--- START OF Data rows ---
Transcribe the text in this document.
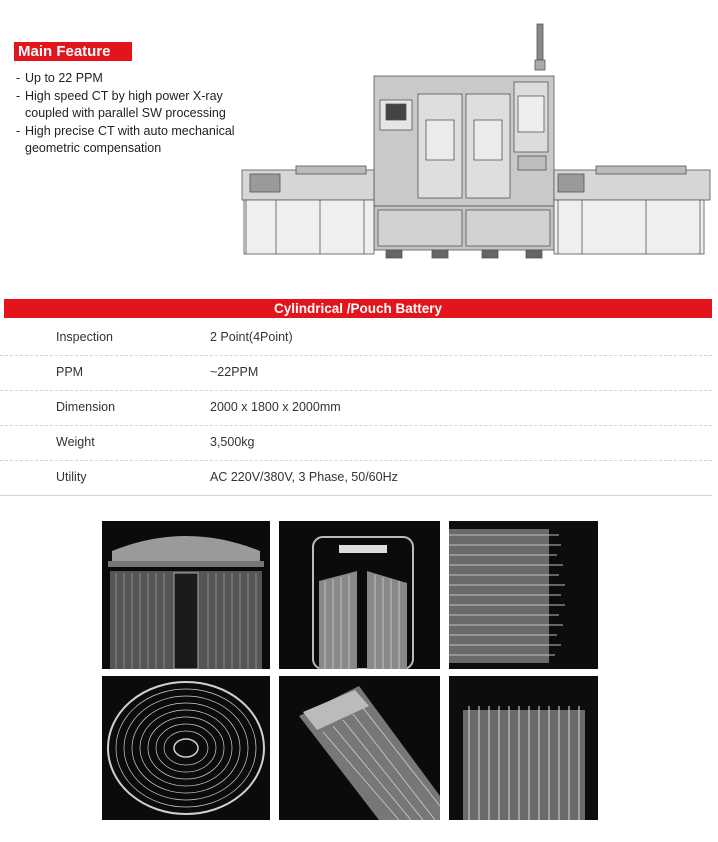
Main Feature
- Up to 22 PPM
- High speed CT by high power X-ray
coupled with parallel SW processing
- High precise CT with auto mechanical
geometric compensation
Cylindrical /Pouch Battery
Inspection	2 Point(4Point)
PPM	~22PPM
Dimension	2000 x 1800 x 2000mm
Weight	3,500kg
Utility	AC 220V/380V, 3 Phase, 50/60Hz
--- END OF Data rows ---
**Task statement:** Except for the pictures, print the data above exactly.

**Exercise result:**
Transcribe the text in this document.
Main Feature
- Up to 22 PPM
- High speed CT by high power X-ray
coupled with parallel SW processing
- High precise CT with auto mechanical
geometric compensation
Cylindrical /Pouch Battery
Inspection	2 Point(4Point)
PPM	~22PPM
Dimension	2000 x 1800 x 2000mm
Weight	3,500kg
Utility	AC 220V/380V, 3 Phase, 50/60Hz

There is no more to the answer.